──────── MATERIAL PROVIDED ────────

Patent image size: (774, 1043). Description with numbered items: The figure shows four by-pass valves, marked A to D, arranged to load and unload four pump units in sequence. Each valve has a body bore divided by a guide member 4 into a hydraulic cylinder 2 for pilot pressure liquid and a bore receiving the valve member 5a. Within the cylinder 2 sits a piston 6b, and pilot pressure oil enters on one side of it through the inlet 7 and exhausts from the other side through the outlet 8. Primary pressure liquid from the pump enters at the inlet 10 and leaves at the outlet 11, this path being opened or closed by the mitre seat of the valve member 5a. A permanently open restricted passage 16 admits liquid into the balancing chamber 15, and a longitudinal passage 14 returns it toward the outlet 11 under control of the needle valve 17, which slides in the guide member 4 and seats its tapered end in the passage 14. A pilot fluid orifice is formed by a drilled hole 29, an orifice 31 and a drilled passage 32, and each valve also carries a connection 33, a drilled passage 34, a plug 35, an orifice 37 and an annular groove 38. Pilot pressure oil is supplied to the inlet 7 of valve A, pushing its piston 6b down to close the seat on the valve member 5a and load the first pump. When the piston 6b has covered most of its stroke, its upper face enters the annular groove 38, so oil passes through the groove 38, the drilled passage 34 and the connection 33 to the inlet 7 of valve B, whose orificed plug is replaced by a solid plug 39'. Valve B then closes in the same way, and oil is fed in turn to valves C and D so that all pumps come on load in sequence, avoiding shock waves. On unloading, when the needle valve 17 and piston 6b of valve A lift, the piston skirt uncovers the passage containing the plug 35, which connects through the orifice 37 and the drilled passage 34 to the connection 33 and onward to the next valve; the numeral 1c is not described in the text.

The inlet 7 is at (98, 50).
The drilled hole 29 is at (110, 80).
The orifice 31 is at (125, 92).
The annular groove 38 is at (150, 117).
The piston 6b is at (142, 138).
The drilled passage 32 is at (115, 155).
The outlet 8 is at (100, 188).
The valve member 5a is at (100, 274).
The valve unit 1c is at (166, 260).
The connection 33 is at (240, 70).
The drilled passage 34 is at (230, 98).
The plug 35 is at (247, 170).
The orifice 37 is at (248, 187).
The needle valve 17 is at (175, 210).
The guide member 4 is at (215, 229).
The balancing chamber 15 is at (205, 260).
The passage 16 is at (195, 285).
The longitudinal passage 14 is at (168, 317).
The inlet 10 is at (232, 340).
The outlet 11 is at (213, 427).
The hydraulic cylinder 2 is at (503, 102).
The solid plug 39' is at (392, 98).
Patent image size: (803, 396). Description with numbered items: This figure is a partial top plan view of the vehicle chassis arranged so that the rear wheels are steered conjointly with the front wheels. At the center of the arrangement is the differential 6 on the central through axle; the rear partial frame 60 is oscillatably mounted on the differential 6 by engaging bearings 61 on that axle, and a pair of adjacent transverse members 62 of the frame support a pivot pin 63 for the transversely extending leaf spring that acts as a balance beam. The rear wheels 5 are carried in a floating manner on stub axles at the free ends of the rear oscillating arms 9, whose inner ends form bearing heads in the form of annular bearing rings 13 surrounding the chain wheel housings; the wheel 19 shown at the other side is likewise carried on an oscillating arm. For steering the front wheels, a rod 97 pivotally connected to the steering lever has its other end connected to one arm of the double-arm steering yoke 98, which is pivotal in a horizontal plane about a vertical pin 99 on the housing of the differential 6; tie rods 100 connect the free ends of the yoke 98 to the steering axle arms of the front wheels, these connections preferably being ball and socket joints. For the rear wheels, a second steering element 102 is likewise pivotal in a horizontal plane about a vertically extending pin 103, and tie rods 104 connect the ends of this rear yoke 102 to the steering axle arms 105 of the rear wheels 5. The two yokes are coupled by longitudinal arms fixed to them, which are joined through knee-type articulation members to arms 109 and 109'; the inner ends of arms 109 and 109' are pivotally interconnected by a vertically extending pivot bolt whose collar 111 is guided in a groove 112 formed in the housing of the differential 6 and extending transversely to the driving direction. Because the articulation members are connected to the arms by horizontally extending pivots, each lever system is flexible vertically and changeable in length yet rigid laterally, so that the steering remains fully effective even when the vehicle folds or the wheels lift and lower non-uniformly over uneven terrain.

────────

▶ **DIRECTIVE**
Copy both records above word for word.

▶ **EXPECTED ANSWER**
Patent image size: (774, 1043). Description with numbered items: The figure shows four by-pass valves, marked A to D, arranged to load and unload four pump units in sequence. Each valve has a body bore divided by a guide member 4 into a hydraulic cylinder 2 for pilot pressure liquid and a bore receiving the valve member 5a. Within the cylinder 2 sits a piston 6b, and pilot pressure oil enters on one side of it through the inlet 7 and exhausts from the other side through the outlet 8. Primary pressure liquid from the pump enters at the inlet 10 and leaves at the outlet 11, this path being opened or closed by the mitre seat of the valve member 5a. A permanently open restricted passage 16 admits liquid into the balancing chamber 15, and a longitudinal passage 14 returns it toward the outlet 11 under control of the needle valve 17, which slides in the guide member 4 and seats its tapered end in the passage 14. A pilot fluid orifice is formed by a drilled hole 29, an orifice 31 and a drilled passage 32, and each valve also carries a connection 33, a drilled passage 34, a plug 35, an orifice 37 and an annular groove 38. Pilot pressure oil is supplied to the inlet 7 of valve A, pushing its piston 6b down to close the seat on the valve member 5a and load the first pump. When the piston 6b has covered most of its stroke, its upper face enters the annular groove 38, so oil passes through the groove 38, the drilled passage 34 and the connection 33 to the inlet 7 of valve B, whose orificed plug is replaced by a solid plug 39'. Valve B then closes in the same way, and oil is fed in turn to valves C and D so that all pumps come on load in sequence, avoiding shock waves. On unloading, when the needle valve 17 and piston 6b of valve A lift, the piston skirt uncovers the passage containing the plug 35, which connects through the orifice 37 and the drilled passage 34 to the connection 33 and onward to the next valve; the numeral 1c is not described in the text.

The inlet 7 is at (98, 50).
The drilled hole 29 is at (110, 80).
The orifice 31 is at (125, 92).
The annular groove 38 is at (150, 117).
The piston 6b is at (142, 138).
The drilled passage 32 is at (115, 155).
The outlet 8 is at (100, 188).
The valve member 5a is at (100, 274).
The valve unit 1c is at (166, 260).
The connection 33 is at (240, 70).
The drilled passage 34 is at (230, 98).
The plug 35 is at (247, 170).
The orifice 37 is at (248, 187).
The needle valve 17 is at (175, 210).
The guide member 4 is at (215, 229).
The balancing chamber 15 is at (205, 260).
The passage 16 is at (195, 285).
The longitudinal passage 14 is at (168, 317).
The inlet 10 is at (232, 340).
The outlet 11 is at (213, 427).
The hydraulic cylinder 2 is at (503, 102).
The solid plug 39' is at (392, 98).
Patent image size: (803, 396). Description with numbered items: This figure is a partial top plan view of the vehicle chassis arranged so that the rear wheels are steered conjointly with the front wheels. At the center of the arrangement is the differential 6 on the central through axle; the rear partial frame 60 is oscillatably mounted on the differential 6 by engaging bearings 61 on that axle, and a pair of adjacent transverse members 62 of the frame support a pivot pin 63 for the transversely extending leaf spring that acts as a balance beam. The rear wheels 5 are carried in a floating manner on stub axles at the free ends of the rear oscillating arms 9, whose inner ends form bearing heads in the form of annular bearing rings 13 surrounding the chain wheel housings; the wheel 19 shown at the other side is likewise carried on an oscillating arm. For steering the front wheels, a rod 97 pivotally connected to the steering lever has its other end connected to one arm of the double-arm steering yoke 98, which is pivotal in a horizontal plane about a vertical pin 99 on the housing of the differential 6; tie rods 100 connect the free ends of the yoke 98 to the steering axle arms of the front wheels, these connections preferably being ball and socket joints. For the rear wheels, a second steering element 102 is likewise pivotal in a horizontal plane about a vertically extending pin 103, and tie rods 104 connect the ends of this rear yoke 102 to the steering axle arms 105 of the rear wheels 5. The two yokes are coupled by longitudinal arms fixed to them, which are joined through knee-type articulation members to arms 109 and 109'; the inner ends of arms 109 and 109' are pivotally interconnected by a vertically extending pivot bolt whose collar 111 is guided in a groove 112 formed in the housing of the differential 6 and extending transversely to the driving direction. Because the articulation members are connected to the arms by horizontally extending pivots, each lever system is flexible vertically and changeable in length yet rigid laterally, so that the steering remains fully effective even when the vehicle folds or the wheels lift and lower non-uniformly over uneven terrain.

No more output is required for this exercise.